◆ TASK OBJECTIVE
Count how many lines hold the string "Mujer". Answer with that number and nothing more.
[Start RAW DATA]
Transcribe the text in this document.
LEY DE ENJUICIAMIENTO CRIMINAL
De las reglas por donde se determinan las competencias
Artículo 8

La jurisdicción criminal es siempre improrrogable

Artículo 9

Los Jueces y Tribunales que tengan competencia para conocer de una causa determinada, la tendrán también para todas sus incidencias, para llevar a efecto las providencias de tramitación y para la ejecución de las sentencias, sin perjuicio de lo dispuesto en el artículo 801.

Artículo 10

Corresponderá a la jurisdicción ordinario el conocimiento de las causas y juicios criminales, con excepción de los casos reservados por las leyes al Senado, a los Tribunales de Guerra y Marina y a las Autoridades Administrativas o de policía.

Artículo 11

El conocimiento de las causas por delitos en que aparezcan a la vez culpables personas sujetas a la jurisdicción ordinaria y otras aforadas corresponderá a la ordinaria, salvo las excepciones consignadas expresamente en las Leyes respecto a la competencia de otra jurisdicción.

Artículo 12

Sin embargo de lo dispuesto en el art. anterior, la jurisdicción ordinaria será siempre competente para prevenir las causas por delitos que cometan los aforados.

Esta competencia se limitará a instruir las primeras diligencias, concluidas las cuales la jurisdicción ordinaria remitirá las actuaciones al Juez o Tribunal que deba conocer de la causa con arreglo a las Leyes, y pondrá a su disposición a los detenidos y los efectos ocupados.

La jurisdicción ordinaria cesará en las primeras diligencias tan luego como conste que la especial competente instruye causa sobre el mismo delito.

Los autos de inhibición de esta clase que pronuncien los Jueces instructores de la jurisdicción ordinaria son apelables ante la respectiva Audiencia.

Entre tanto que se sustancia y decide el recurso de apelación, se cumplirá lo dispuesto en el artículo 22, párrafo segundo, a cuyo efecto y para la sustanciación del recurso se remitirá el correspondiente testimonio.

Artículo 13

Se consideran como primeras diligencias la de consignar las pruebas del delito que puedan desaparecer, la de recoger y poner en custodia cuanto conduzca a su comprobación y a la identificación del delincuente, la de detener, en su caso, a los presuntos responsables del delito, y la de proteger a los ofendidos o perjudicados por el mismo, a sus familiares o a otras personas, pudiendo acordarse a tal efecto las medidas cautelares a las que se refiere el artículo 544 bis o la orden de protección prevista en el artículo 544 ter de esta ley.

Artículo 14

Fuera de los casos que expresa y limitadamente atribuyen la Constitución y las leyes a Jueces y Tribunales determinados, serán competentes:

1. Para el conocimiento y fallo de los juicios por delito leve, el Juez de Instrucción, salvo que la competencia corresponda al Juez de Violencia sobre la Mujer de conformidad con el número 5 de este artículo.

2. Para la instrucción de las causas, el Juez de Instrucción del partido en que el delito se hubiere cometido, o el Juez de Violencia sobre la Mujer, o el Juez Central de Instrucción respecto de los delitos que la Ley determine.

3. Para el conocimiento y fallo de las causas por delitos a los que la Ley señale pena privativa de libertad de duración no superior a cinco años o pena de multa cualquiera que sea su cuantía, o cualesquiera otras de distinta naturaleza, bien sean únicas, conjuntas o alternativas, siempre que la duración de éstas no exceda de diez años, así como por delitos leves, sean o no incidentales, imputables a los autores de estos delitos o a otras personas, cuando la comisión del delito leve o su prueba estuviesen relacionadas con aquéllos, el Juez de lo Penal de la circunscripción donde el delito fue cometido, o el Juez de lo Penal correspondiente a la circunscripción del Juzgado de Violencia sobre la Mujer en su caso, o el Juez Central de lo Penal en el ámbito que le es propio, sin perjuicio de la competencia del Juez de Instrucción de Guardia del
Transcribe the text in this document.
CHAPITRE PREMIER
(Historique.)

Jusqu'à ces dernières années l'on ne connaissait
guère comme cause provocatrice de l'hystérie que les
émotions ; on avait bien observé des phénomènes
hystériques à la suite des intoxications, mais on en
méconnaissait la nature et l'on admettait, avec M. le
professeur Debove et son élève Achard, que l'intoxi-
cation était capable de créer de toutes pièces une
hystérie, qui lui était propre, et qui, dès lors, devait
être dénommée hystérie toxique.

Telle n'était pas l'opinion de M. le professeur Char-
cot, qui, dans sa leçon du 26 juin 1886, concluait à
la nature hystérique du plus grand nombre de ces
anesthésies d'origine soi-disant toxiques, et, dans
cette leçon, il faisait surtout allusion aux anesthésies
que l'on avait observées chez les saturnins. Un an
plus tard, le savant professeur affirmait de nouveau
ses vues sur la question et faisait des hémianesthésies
[End RAW DATA]
◆ REPLY TO THE EXERCISE
3